#### [OBJECTIVE]
Write out the entries again exactly as they are given.

---------------

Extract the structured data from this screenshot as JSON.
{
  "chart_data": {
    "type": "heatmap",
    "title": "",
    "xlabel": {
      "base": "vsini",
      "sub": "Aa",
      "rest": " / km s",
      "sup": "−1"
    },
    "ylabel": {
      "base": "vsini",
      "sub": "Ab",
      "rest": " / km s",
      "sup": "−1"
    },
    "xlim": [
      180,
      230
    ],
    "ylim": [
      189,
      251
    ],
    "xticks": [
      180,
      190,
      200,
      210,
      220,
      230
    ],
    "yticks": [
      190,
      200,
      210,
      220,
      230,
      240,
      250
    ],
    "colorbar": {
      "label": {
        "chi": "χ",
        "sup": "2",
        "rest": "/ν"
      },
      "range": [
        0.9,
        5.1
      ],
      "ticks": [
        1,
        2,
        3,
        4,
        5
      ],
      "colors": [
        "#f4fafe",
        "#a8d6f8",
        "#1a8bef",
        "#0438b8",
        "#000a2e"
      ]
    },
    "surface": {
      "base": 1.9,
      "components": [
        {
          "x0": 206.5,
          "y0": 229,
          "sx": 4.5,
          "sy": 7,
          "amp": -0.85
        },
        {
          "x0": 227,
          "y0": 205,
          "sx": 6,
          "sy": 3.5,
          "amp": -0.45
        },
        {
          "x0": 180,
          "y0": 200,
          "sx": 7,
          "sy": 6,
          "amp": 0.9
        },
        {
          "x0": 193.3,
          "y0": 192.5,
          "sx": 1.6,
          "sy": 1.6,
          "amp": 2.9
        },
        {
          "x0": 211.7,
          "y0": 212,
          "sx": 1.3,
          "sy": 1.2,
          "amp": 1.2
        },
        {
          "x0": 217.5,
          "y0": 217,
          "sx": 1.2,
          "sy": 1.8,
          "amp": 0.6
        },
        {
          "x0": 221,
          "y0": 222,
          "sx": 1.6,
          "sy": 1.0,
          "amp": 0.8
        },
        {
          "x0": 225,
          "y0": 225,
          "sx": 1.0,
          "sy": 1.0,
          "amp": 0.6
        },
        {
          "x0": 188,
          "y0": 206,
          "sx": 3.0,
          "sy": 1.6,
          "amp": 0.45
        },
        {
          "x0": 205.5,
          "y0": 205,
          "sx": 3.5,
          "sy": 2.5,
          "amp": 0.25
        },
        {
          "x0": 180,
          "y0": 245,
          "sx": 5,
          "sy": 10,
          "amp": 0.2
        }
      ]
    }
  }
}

---------------

#### [FINAL ANSWER]
Extract the structured data from this screenshot as JSON.
{
  "chart_data": {
    "type": "heatmap",
    "title": "",
    "xlabel": {
      "base": "vsini",
      "sub": "Aa",
      "rest": " / km s",
      "sup": "−1"
    },
    "ylabel": {
      "base": "vsini",
      "sub": "Ab",
      "rest": " / km s",
      "sup": "−1"
    },
    "xlim": [
      180,
      230
    ],
    "ylim": [
      189,
      251
    ],
    "xticks": [
      180,
      190,
      200,
      210,
      220,
      230
    ],
    "yticks": [
      190,
      200,
      210,
      220,
      230,
      240,
      250
    ],
    "colorbar": {
      "label": {
        "chi": "χ",
        "sup": "2",
        "rest": "/ν"
      },
      "range": [
        0.9,
        5.1
      ],
      "ticks": [
        1,
        2,
        3,
        4,
        5
      ],
      "colors": [
        "#f4fafe",
        "#a8d6f8",
        "#1a8bef",
        "#0438b8",
        "#000a2e"
      ]
    },
    "surface": {
      "base": 1.9,
      "components": [
        {
          "x0": 206.5,
          "y0": 229,
          "sx": 4.5,
          "sy": 7,
          "amp": -0.85
        },
        {
          "x0": 227,
          "y0": 205,
          "sx": 6,
          "sy": 3.5,
          "amp": -0.45
        },
        {
          "x0": 180,
          "y0": 200,
          "sx": 7,
          "sy": 6,
          "amp": 0.9
        },
        {
          "x0": 193.3,
          "y0": 192.5,
          "sx": 1.6,
          "sy": 1.6,
          "amp": 2.9
        },
        {
          "x0": 211.7,
          "y0": 212,
          "sx": 1.3,
          "sy": 1.2,
          "amp": 1.2
        },
        {
          "x0": 217.5,
          "y0": 217,
          "sx": 1.2,
          "sy": 1.8,
          "amp": 0.6
        },
        {
          "x0": 221,
          "y0": 222,
          "sx": 1.6,
          "sy": 1.0,
          "amp": 0.8
        },
        {
          "x0": 225,
          "y0": 225,
          "sx": 1.0,
          "sy": 1.0,
          "amp": 0.6
        },
        {
          "x0": 188,
          "y0": 206,
          "sx": 3.0,
          "sy": 1.6,
          "amp": 0.45
        },
        {
          "x0": 205.5,
          "y0": 205,
          "sx": 3.5,
          "sy": 2.5,
          "amp": 0.25
        },
        {
          "x0": 180,
          "y0": 245,
          "sx": 5,
          "sy": 10,
          "amp": 0.2
        }
      ]
    }
  }
}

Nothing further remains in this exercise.